• [SET PROBLEM] Every line that contains the word "from" should be copied.

• [Figure contents as structured data]
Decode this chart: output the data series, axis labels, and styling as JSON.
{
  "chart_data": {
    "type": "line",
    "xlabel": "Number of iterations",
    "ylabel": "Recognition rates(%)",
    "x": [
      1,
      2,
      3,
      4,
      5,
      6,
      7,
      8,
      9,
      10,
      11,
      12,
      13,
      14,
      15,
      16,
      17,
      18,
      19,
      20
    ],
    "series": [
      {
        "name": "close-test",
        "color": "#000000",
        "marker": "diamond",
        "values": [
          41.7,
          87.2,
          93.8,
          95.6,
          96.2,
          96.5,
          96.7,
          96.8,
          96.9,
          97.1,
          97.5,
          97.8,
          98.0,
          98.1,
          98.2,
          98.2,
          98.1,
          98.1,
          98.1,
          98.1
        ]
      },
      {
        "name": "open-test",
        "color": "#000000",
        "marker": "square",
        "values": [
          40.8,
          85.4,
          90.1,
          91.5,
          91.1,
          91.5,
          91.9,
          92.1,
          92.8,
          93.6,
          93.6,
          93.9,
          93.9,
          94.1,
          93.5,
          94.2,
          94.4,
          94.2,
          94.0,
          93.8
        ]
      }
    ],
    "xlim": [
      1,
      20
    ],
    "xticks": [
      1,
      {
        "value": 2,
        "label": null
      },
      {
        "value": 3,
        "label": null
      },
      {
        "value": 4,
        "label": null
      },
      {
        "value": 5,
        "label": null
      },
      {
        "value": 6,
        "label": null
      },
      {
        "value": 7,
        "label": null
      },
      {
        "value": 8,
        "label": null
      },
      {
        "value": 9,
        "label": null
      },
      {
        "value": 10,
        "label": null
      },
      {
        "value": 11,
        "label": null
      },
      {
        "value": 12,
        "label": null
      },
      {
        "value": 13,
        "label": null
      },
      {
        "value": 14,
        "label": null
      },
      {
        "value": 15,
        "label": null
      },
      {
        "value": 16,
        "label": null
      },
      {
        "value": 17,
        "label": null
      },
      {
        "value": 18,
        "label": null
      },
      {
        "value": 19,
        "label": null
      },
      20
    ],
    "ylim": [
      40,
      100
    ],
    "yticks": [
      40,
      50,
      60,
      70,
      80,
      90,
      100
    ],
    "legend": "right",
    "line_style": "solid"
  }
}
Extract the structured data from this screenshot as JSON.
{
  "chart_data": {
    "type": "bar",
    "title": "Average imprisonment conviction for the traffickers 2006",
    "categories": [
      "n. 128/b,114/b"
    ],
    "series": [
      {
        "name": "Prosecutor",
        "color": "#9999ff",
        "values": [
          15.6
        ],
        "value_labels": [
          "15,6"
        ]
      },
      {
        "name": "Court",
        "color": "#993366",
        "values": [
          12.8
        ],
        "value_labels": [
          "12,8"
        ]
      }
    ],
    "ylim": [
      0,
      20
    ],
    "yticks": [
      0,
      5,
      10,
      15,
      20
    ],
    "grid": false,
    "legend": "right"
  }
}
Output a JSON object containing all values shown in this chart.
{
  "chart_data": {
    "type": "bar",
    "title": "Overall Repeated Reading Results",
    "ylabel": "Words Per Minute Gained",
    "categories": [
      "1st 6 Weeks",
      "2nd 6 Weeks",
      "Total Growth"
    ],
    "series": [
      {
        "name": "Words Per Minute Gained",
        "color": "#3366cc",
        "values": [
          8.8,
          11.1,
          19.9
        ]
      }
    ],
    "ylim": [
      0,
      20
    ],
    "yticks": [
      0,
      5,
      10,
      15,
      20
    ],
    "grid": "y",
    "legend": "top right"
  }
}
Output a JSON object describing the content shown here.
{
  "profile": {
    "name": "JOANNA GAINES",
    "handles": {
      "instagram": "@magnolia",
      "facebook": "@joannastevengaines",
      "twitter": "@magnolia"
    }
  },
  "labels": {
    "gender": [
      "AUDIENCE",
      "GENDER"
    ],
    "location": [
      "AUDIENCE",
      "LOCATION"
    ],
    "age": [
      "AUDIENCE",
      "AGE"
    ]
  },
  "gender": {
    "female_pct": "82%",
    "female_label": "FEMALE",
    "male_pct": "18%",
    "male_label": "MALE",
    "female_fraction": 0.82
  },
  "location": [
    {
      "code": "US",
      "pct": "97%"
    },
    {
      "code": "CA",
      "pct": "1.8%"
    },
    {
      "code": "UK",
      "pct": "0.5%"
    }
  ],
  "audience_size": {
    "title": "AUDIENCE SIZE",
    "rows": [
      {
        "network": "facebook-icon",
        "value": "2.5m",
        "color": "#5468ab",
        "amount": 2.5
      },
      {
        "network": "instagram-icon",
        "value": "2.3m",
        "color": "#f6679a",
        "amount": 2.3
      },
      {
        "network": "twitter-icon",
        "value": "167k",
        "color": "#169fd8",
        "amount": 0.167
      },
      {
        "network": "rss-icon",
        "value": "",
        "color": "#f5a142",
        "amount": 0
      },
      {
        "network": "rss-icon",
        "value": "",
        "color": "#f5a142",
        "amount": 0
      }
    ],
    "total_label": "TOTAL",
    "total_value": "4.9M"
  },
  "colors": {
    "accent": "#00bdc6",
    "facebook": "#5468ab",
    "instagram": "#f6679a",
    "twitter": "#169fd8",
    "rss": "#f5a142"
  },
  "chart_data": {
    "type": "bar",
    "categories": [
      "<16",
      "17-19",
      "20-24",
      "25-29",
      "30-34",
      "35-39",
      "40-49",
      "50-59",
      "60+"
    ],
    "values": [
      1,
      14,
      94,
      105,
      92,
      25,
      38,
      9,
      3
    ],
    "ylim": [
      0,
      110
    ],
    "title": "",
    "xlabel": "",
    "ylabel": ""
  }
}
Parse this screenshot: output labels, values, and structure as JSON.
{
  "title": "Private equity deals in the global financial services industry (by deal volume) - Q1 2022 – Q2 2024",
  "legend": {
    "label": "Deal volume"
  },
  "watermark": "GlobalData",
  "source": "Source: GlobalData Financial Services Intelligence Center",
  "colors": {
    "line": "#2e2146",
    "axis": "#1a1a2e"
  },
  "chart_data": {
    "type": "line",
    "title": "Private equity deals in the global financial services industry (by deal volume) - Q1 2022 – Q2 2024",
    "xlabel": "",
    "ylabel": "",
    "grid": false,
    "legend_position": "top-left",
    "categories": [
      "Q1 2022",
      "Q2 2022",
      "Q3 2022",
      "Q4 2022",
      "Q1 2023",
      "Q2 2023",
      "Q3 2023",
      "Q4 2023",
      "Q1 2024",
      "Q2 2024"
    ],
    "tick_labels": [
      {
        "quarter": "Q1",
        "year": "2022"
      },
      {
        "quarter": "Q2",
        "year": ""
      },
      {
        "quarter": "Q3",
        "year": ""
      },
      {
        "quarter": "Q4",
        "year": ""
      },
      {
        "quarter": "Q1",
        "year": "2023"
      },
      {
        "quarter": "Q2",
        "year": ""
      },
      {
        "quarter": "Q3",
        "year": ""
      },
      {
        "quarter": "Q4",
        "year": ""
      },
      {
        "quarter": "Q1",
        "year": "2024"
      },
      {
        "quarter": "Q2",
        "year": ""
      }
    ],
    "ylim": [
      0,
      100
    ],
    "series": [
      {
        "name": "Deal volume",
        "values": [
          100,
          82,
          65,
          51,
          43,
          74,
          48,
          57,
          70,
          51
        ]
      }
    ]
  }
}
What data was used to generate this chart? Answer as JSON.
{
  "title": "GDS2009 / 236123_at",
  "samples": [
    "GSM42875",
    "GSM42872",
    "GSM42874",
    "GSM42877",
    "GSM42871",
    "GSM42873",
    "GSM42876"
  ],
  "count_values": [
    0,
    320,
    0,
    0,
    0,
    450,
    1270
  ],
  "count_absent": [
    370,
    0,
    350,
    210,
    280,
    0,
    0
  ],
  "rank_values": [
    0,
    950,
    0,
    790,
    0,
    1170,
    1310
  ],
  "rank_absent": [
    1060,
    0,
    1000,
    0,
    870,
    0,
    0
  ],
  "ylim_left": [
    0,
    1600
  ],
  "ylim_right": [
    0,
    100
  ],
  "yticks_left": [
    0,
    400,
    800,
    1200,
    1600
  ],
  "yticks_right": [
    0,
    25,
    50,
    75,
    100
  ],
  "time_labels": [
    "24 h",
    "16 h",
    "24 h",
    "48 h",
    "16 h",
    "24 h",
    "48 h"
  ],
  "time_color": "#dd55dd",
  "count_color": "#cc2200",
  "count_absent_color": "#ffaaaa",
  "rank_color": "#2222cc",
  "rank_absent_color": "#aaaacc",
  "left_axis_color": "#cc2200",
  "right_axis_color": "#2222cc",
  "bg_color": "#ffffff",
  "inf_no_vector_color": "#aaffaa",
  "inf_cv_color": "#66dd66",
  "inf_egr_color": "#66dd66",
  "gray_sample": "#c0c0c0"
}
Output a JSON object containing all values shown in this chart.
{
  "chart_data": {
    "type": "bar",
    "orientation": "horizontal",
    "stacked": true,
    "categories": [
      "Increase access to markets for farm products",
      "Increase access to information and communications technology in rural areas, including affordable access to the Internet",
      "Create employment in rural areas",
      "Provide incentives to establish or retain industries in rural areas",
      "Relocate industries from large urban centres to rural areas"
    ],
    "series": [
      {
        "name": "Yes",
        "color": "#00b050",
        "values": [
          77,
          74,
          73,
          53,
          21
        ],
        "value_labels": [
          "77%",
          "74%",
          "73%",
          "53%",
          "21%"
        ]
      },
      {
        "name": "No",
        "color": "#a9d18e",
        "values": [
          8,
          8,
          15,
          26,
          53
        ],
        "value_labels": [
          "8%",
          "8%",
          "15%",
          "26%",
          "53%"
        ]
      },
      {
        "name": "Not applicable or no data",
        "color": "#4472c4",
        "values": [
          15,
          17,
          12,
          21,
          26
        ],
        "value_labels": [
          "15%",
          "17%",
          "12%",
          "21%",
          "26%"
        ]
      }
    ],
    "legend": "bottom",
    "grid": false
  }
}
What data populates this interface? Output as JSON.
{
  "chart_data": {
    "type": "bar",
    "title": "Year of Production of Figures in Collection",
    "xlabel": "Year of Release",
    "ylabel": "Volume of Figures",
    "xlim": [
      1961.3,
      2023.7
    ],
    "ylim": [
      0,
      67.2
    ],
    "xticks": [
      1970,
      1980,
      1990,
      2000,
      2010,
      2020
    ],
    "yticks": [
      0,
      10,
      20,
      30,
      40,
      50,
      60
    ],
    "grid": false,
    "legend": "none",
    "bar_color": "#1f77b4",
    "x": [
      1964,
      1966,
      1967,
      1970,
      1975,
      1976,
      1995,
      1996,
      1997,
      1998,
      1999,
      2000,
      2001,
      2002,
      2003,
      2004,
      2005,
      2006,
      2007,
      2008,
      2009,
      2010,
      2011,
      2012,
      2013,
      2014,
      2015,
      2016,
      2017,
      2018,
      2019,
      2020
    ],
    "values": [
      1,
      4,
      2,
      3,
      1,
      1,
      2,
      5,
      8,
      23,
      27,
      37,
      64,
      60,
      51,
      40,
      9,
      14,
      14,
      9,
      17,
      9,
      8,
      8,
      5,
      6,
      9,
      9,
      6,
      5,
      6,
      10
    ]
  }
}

• [EXERCISE ANSWER]
Extract the structured data from this screenshot as JSON.
      "Relocate industries from large urban centres to rural areas"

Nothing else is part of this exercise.